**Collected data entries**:
========

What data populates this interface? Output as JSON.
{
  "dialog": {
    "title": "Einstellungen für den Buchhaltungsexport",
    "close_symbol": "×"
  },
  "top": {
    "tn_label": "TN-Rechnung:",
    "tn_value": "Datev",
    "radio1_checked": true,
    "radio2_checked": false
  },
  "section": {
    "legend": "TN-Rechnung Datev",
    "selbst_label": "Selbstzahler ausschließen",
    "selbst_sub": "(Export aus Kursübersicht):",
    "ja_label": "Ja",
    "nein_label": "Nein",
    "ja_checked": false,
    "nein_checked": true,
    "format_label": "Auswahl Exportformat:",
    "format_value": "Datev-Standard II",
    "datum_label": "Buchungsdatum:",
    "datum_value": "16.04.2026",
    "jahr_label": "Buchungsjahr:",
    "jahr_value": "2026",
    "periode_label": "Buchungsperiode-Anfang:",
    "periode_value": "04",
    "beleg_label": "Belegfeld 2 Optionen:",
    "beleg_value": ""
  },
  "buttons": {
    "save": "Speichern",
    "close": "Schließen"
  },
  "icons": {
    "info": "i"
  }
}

========

**WORK TO DO**:
Repeat the records exactly, including every line.

**TASK ANSWER**:
What data populates this interface? Output as JSON.
{
  "dialog": {
    "title": "Einstellungen für den Buchhaltungsexport",
    "close_symbol": "×"
  },
  "top": {
    "tn_label": "TN-Rechnung:",
    "tn_value": "Datev",
    "radio1_checked": true,
    "radio2_checked": false
  },
  "section": {
    "legend": "TN-Rechnung Datev",
    "selbst_label": "Selbstzahler ausschließen",
    "selbst_sub": "(Export aus Kursübersicht):",
    "ja_label": "Ja",
    "nein_label": "Nein",
    "ja_checked": false,
    "nein_checked": true,
    "format_label": "Auswahl Exportformat:",
    "format_value": "Datev-Standard II",
    "datum_label": "Buchungsdatum:",
    "datum_value": "16.04.2026",
    "jahr_label": "Buchungsjahr:",
    "jahr_value": "2026",
    "periode_label": "Buchungsperiode-Anfang:",
    "periode_value": "04",
    "beleg_label": "Belegfeld 2 Optionen:",
    "beleg_value": ""
  },
  "buttons": {
    "save": "Speichern",
    "close": "Schließen"
  },
  "icons": {
    "info": "i"
  }
}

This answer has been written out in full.